## Set task
Can you reproduce the listing below with "enclosing rectangle" substituted for "bounding box" throughout, keeping everything else unchanged and leaving out the pictures?

[START OF Provided material]

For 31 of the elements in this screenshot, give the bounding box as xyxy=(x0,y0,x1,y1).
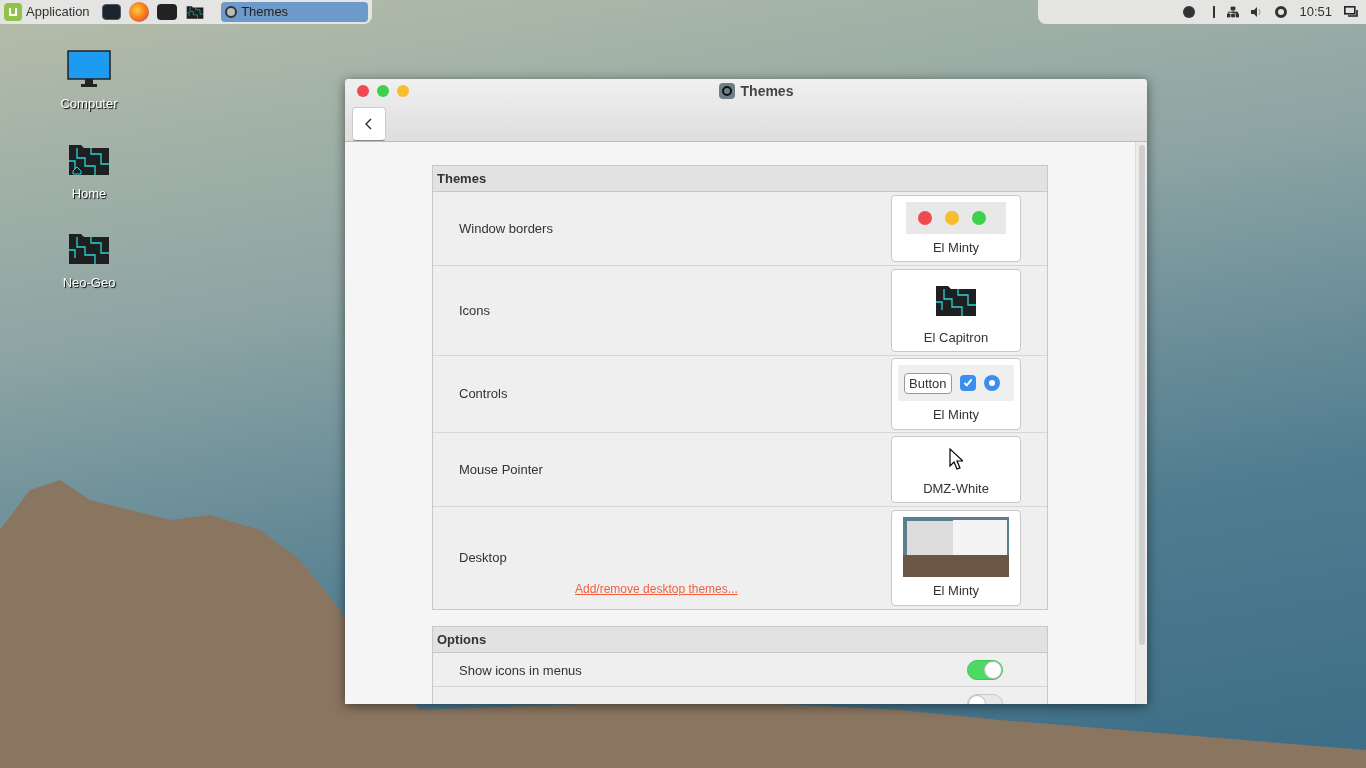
browser-icon[interactable] xyxy=(129,2,150,22)
back-button[interactable] xyxy=(352,107,386,141)
clock[interactable]: 10:51 xyxy=(1299,2,1332,22)
window-title: Themes xyxy=(740,81,794,101)
task-button[interactable]: Themes xyxy=(221,2,368,22)
setting-label: Icons xyxy=(459,301,492,320)
theme-selector[interactable]: DMZ-White xyxy=(891,435,1021,504)
volume-icon[interactable] xyxy=(1251,6,1264,18)
toggle-switch[interactable] xyxy=(967,659,1003,680)
setting-label: Controls xyxy=(459,385,509,404)
radio-icon xyxy=(983,375,1000,392)
mint-logo-icon xyxy=(4,3,22,21)
setting-label: Window borders xyxy=(459,219,554,238)
theme-selector[interactable]: El Capitron xyxy=(891,268,1021,353)
network-icon[interactable] xyxy=(1227,6,1240,18)
application-menu[interactable]: Application xyxy=(4,2,90,22)
setting-label: Desktop xyxy=(459,549,508,568)
close-button[interactable] xyxy=(357,85,369,97)
section-header: Options xyxy=(433,627,1047,653)
windows-icon[interactable] xyxy=(1344,6,1358,18)
theme-selector[interactable]: El Minty xyxy=(891,194,1021,263)
sample-button: Button xyxy=(904,372,952,394)
chevron-left-icon xyxy=(365,118,373,130)
monitor-icon xyxy=(67,50,111,88)
setting-label: Show icons in menus xyxy=(459,662,582,678)
cursor-icon xyxy=(949,446,963,471)
checkbox-icon xyxy=(959,375,976,392)
section-header: Themes xyxy=(433,166,1047,192)
setting-label: Mouse Pointer xyxy=(459,460,544,479)
theme-selector[interactable]: Button El Minty xyxy=(891,358,1021,430)
theme-selector[interactable]: El Minty xyxy=(891,510,1021,606)
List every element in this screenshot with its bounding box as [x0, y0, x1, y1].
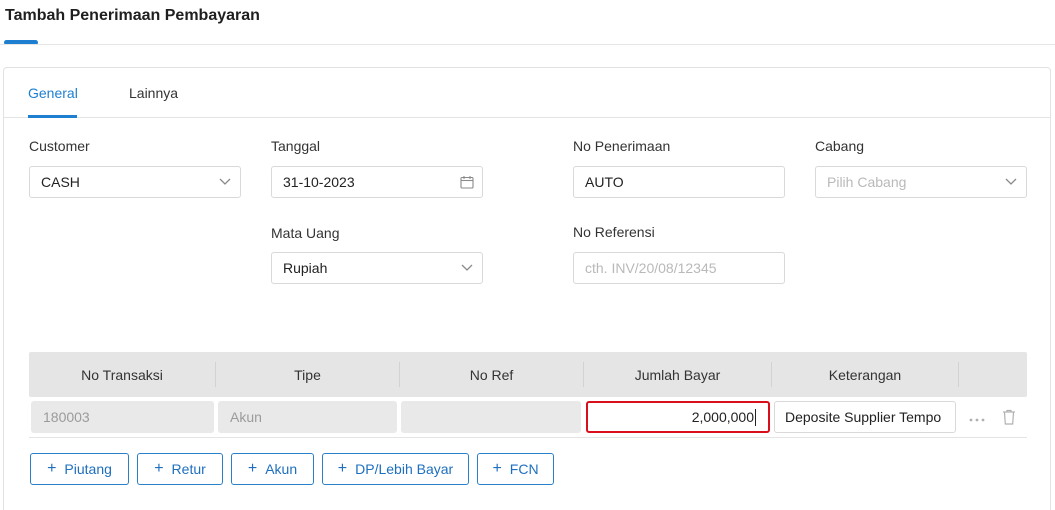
- add-piutang-label: Piutang: [64, 461, 112, 477]
- no-penerimaan-value: AUTO: [585, 174, 624, 190]
- cabang-placeholder: Pilih Cabang: [827, 174, 907, 190]
- chevron-down-icon: [210, 178, 240, 186]
- plus-icon: +: [47, 460, 57, 477]
- add-akun-label: Akun: [265, 461, 298, 477]
- no-referensi-input[interactable]: cth. INV/20/08/12345: [573, 252, 785, 284]
- customer-value: CASH: [41, 174, 80, 190]
- row-tipe: Akun: [218, 401, 397, 433]
- add-dp-lebih-bayar-label: DP/Lebih Bayar: [355, 461, 454, 477]
- chevron-down-icon: [452, 264, 482, 272]
- row-no-transaksi: 180003: [31, 401, 214, 433]
- customer-label: Customer: [29, 138, 90, 154]
- more-options-icon[interactable]: [969, 409, 985, 425]
- col-no-transaksi: No Transaksi: [81, 366, 163, 383]
- tab-general[interactable]: General: [28, 85, 78, 101]
- col-no-ref: No Ref: [469, 366, 514, 383]
- plus-icon: +: [337, 460, 348, 477]
- no-referensi-label: No Referensi: [573, 224, 655, 240]
- mata-uang-value: Rupiah: [283, 260, 328, 276]
- tanggal-datepicker[interactable]: 31-10-2023: [271, 166, 483, 198]
- add-fcn-label: FCN: [509, 461, 539, 477]
- add-dp-lebih-bayar-button[interactable]: + DP/Lebih Bayar: [322, 453, 469, 485]
- add-piutang-button[interactable]: + Piutang: [30, 453, 129, 485]
- row-no-ref: [401, 401, 581, 433]
- tab-lainnya[interactable]: Lainnya: [129, 85, 178, 101]
- form-card: General Lainnya Customer Tanggal No Pene…: [3, 67, 1051, 510]
- plus-icon: +: [154, 460, 164, 477]
- trash-icon[interactable]: [1002, 409, 1016, 428]
- add-akun-button[interactable]: + Akun: [231, 453, 314, 485]
- add-retur-button[interactable]: + Retur: [137, 453, 223, 485]
- col-jumlah-bayar: Jumlah Bayar: [634, 366, 721, 383]
- cabang-select[interactable]: Pilih Cabang: [815, 166, 1027, 198]
- no-penerimaan-input[interactable]: AUTO: [573, 166, 785, 198]
- tanggal-value: 31-10-2023: [283, 174, 355, 190]
- text-cursor: [755, 408, 756, 426]
- plus-icon: +: [247, 460, 258, 477]
- table-header: No Transaksi Tipe No Ref Jumlah Bayar Ke…: [29, 352, 1027, 397]
- col-tipe: Tipe: [294, 366, 321, 383]
- row-keterangan-input[interactable]: Deposite Supplier Tempo: [774, 401, 956, 433]
- tanggal-label: Tanggal: [271, 138, 321, 154]
- no-penerimaan-label: No Penerimaan: [573, 138, 671, 154]
- column-divider: [958, 362, 959, 387]
- col-keterangan: Keterangan: [828, 366, 902, 383]
- chevron-down-icon: [996, 178, 1026, 186]
- cabang-label: Cabang: [815, 138, 865, 154]
- add-retur-label: Retur: [171, 461, 206, 477]
- tab-bar: General Lainnya: [4, 68, 1050, 118]
- active-tab-indicator: [28, 115, 77, 118]
- plus-icon: +: [492, 460, 502, 477]
- customer-select[interactable]: CASH: [29, 166, 241, 198]
- title-divider: [0, 44, 1055, 45]
- mata-uang-label: Mata Uang: [271, 225, 340, 241]
- row-divider: [29, 437, 1027, 438]
- page-title: Tambah Penerimaan Pembayaran: [5, 7, 260, 24]
- add-fcn-button[interactable]: + FCN: [477, 453, 554, 485]
- calendar-icon: [452, 175, 482, 189]
- no-referensi-placeholder: cth. INV/20/08/12345: [585, 260, 717, 276]
- mata-uang-select[interactable]: Rupiah: [271, 252, 483, 284]
- row-jumlah-bayar-input[interactable]: 2,000,000: [586, 401, 770, 433]
- jumlah-bayar-value: 2,000,000: [691, 409, 754, 425]
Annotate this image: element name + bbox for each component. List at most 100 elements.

[END OF Provided material]

## Response
For 31 of the elements in this screenshot, give the enclosing rectangle as xyxy=(x0,y0,x1,y1).
browser-icon[interactable] xyxy=(129,2,150,22)
back-button[interactable] xyxy=(352,107,386,141)
clock[interactable]: 10:51 xyxy=(1299,2,1332,22)
window-title: Themes xyxy=(740,81,794,101)
task-button[interactable]: Themes xyxy=(221,2,368,22)
setting-label: Icons xyxy=(459,301,492,320)
theme-selector[interactable]: DMZ-White xyxy=(891,435,1021,504)
volume-icon[interactable] xyxy=(1251,6,1264,18)
toggle-switch[interactable] xyxy=(967,659,1003,680)
setting-label: Controls xyxy=(459,385,509,404)
radio-icon xyxy=(983,375,1000,392)
mint-logo-icon xyxy=(4,3,22,21)
setting-label: Window borders xyxy=(459,219,554,238)
theme-selector[interactable]: El Capitron xyxy=(891,268,1021,353)
network-icon[interactable] xyxy=(1227,6,1240,18)
application-menu[interactable]: Application xyxy=(4,2,90,22)
setting-label: Desktop xyxy=(459,549,508,568)
close-button[interactable] xyxy=(357,85,369,97)
section-header: Options xyxy=(433,627,1047,653)
windows-icon[interactable] xyxy=(1344,6,1358,18)
theme-selector[interactable]: El Minty xyxy=(891,194,1021,263)
sample-button: Button xyxy=(904,372,952,394)
chevron-left-icon xyxy=(365,118,373,130)
monitor-icon xyxy=(67,50,111,88)
setting-label: Show icons in menus xyxy=(459,662,582,678)
cursor-icon xyxy=(949,446,963,471)
checkbox-icon xyxy=(959,375,976,392)
section-header: Themes xyxy=(433,166,1047,192)
setting-label: Mouse Pointer xyxy=(459,460,544,479)
theme-selector[interactable]: Button El Minty xyxy=(891,358,1021,430)
theme-selector[interactable]: El Minty xyxy=(891,510,1021,606)
List every element in this screenshot with its enclosing rectangle as [x0, y0, x1, y1].
- add-piutang-label: Piutang: [64, 461, 112, 477]
- no-penerimaan-value: AUTO: [585, 174, 624, 190]
- cabang-placeholder: Pilih Cabang: [827, 174, 907, 190]
- chevron-down-icon: [210, 178, 240, 186]
- plus-icon: +: [47, 460, 57, 477]
- add-akun-label: Akun: [265, 461, 298, 477]
- no-referensi-input[interactable]: cth. INV/20/08/12345: [573, 252, 785, 284]
- customer-value: CASH: [41, 174, 80, 190]
- row-tipe: Akun: [218, 401, 397, 433]
- add-dp-lebih-bayar-label: DP/Lebih Bayar: [355, 461, 454, 477]
- chevron-down-icon: [452, 264, 482, 272]
- row-no-transaksi: 180003: [31, 401, 214, 433]
- customer-label: Customer: [29, 138, 90, 154]
- more-options-icon[interactable]: [969, 409, 985, 425]
- col-no-transaksi: No Transaksi: [81, 366, 163, 383]
- tab-general[interactable]: General: [28, 85, 78, 101]
- col-no-ref: No Ref: [469, 366, 514, 383]
- plus-icon: +: [337, 460, 348, 477]
- no-referensi-label: No Referensi: [573, 224, 655, 240]
- mata-uang-value: Rupiah: [283, 260, 328, 276]
- tanggal-datepicker[interactable]: 31-10-2023: [271, 166, 483, 198]
- add-fcn-label: FCN: [509, 461, 539, 477]
- add-dp-lebih-bayar-button[interactable]: + DP/Lebih Bayar: [322, 453, 469, 485]
- add-piutang-button[interactable]: + Piutang: [30, 453, 129, 485]
- row-no-ref: [401, 401, 581, 433]
- tab-lainnya[interactable]: Lainnya: [129, 85, 178, 101]
- form-card: General Lainnya Customer Tanggal No Pene…: [3, 67, 1051, 510]
- plus-icon: +: [154, 460, 164, 477]
- trash-icon[interactable]: [1002, 409, 1016, 428]
- add-akun-button[interactable]: + Akun: [231, 453, 314, 485]
- add-retur-button[interactable]: + Retur: [137, 453, 223, 485]
- col-jumlah-bayar: Jumlah Bayar: [634, 366, 721, 383]
- cabang-select[interactable]: Pilih Cabang: [815, 166, 1027, 198]
- no-penerimaan-input[interactable]: AUTO: [573, 166, 785, 198]
- tanggal-value: 31-10-2023: [283, 174, 355, 190]
- text-cursor: [755, 408, 756, 426]
- plus-icon: +: [247, 460, 258, 477]
- table-header: No Transaksi Tipe No Ref Jumlah Bayar Ke…: [29, 352, 1027, 397]
- col-tipe: Tipe: [294, 366, 321, 383]
- row-keterangan-input[interactable]: Deposite Supplier Tempo: [774, 401, 956, 433]
- tanggal-label: Tanggal: [271, 138, 321, 154]
- no-penerimaan-label: No Penerimaan: [573, 138, 671, 154]
- column-divider: [958, 362, 959, 387]
- col-keterangan: Keterangan: [828, 366, 902, 383]
- chevron-down-icon: [996, 178, 1026, 186]
- cabang-label: Cabang: [815, 138, 865, 154]
- add-retur-label: Retur: [171, 461, 206, 477]
- tab-bar: General Lainnya: [4, 68, 1050, 118]
- active-tab-indicator: [28, 115, 77, 118]
- plus-icon: +: [492, 460, 502, 477]
- customer-select[interactable]: CASH: [29, 166, 241, 198]
- title-divider: [0, 44, 1055, 45]
- mata-uang-label: Mata Uang: [271, 225, 340, 241]
- row-divider: [29, 437, 1027, 438]
- page-title: Tambah Penerimaan Pembayaran: [5, 7, 260, 24]
- add-fcn-button[interactable]: + FCN: [477, 453, 554, 485]
- calendar-icon: [452, 175, 482, 189]
- no-referensi-placeholder: cth. INV/20/08/12345: [585, 260, 717, 276]
- mata-uang-select[interactable]: Rupiah: [271, 252, 483, 284]
- row-jumlah-bayar-input[interactable]: 2,000,000: [586, 401, 770, 433]
- jumlah-bayar-value: 2,000,000: [691, 409, 754, 425]
Annotate this image: element name + bbox for each component. List at most 100 elements.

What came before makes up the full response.